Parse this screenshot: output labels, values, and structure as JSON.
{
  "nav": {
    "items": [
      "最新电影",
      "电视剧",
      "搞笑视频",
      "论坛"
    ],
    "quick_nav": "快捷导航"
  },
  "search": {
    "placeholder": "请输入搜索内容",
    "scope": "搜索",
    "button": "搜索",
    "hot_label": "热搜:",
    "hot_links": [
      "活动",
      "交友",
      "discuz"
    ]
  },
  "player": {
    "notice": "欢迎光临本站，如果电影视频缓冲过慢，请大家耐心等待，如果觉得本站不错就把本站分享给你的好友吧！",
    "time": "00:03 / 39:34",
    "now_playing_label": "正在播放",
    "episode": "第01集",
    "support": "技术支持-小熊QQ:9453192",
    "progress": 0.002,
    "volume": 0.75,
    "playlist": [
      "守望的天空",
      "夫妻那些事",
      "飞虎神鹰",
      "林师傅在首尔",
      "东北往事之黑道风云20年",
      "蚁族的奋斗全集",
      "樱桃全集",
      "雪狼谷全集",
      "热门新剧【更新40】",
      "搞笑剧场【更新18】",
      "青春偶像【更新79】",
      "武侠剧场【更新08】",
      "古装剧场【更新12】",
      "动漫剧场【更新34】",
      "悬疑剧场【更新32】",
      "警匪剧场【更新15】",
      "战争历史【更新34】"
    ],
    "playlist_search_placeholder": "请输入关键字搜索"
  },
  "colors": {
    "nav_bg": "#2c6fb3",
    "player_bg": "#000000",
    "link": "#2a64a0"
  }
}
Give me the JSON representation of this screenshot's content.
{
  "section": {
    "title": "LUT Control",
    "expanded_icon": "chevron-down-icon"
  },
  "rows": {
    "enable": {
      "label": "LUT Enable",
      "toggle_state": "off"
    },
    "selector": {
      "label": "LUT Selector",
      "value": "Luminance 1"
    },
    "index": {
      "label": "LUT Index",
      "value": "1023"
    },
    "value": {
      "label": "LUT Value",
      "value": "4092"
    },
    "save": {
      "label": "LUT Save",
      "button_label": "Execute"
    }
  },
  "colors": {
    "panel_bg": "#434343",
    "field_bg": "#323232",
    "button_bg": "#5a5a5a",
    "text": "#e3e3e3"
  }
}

***

### [WHAT YOU HAVE TO DO]
Lines of the listing that contain the word "this" are to be counted; report only their number.

### [TASK ANSWER]
2